[Records contained in a dataset]

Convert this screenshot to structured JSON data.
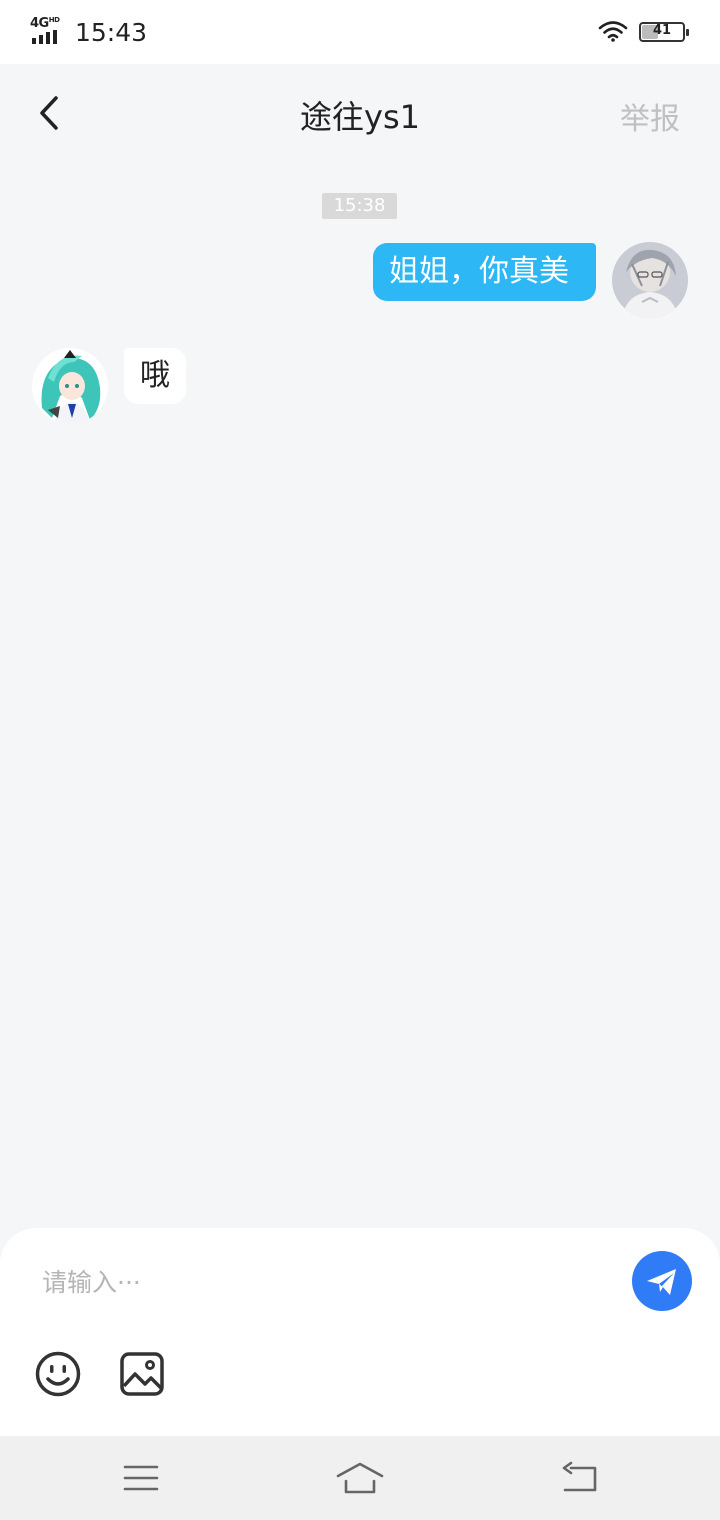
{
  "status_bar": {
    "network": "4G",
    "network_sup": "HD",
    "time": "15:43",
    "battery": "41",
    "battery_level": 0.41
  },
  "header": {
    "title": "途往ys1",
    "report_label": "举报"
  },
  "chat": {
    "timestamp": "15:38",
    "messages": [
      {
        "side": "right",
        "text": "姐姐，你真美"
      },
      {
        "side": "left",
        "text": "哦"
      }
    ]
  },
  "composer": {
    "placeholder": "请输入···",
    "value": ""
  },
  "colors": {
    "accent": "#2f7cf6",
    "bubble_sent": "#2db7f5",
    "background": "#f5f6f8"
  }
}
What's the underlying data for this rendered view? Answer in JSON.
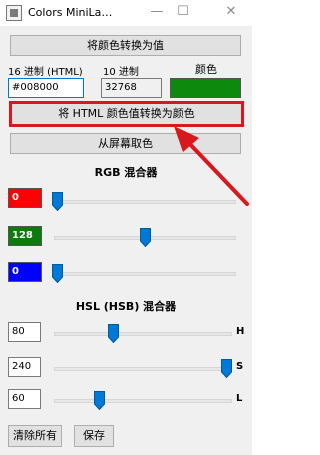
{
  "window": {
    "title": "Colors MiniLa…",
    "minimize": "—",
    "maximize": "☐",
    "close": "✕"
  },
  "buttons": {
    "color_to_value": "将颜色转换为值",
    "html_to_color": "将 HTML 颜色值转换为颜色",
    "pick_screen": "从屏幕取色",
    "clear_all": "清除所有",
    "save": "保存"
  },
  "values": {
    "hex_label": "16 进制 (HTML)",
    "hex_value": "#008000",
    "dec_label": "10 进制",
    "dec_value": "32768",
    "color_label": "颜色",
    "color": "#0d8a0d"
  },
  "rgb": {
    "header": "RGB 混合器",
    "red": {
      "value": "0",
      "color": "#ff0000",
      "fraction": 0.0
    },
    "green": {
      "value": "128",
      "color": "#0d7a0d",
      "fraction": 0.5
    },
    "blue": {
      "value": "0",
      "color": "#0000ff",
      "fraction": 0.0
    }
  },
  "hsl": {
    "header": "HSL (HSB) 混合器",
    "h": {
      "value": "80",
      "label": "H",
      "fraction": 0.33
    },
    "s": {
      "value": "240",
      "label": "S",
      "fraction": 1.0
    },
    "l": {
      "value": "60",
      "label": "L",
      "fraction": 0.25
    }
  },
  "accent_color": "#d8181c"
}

### PROMPT
Reproduce the full listing faithfully, but do not carry over any pictures.

### CORRECT ANSWER
Convert this screenshot to structured JSON data.
{
  "status_bar": {
    "network": "4G",
    "network_sup": "HD",
    "time": "15:43",
    "battery": "41",
    "battery_level": 0.41
  },
  "header": {
    "title": "途往ys1",
    "report_label": "举报"
  },
  "chat": {
    "timestamp": "15:38",
    "messages": [
      {
        "side": "right",
        "text": "姐姐，你真美"
      },
      {
        "side": "left",
        "text": "哦"
      }
    ]
  },
  "composer": {
    "placeholder": "请输入···",
    "value": ""
  },
  "colors": {
    "accent": "#2f7cf6",
    "bubble_sent": "#2db7f5",
    "background": "#f5f6f8"
  }
}
What's the underlying data for this rendered view? Answer in JSON.
{
  "window": {
    "title": "Colors MiniLa…",
    "minimize": "—",
    "maximize": "☐",
    "close": "✕"
  },
  "buttons": {
    "color_to_value": "将颜色转换为值",
    "html_to_color": "将 HTML 颜色值转换为颜色",
    "pick_screen": "从屏幕取色",
    "clear_all": "清除所有",
    "save": "保存"
  },
  "values": {
    "hex_label": "16 进制 (HTML)",
    "hex_value": "#008000",
    "dec_label": "10 进制",
    "dec_value": "32768",
    "color_label": "颜色",
    "color": "#0d8a0d"
  },
  "rgb": {
    "header": "RGB 混合器",
    "red": {
      "value": "0",
      "color": "#ff0000",
      "fraction": 0.0
    },
    "green": {
      "value": "128",
      "color": "#0d7a0d",
      "fraction": 0.5
    },
    "blue": {
      "value": "0",
      "color": "#0000ff",
      "fraction": 0.0
    }
  },
  "hsl": {
    "header": "HSL (HSB) 混合器",
    "h": {
      "value": "80",
      "label": "H",
      "fraction": 0.33
    },
    "s": {
      "value": "240",
      "label": "S",
      "fraction": 1.0
    },
    "l": {
      "value": "60",
      "label": "L",
      "fraction": 0.25
    }
  },
  "accent_color": "#d8181c"
}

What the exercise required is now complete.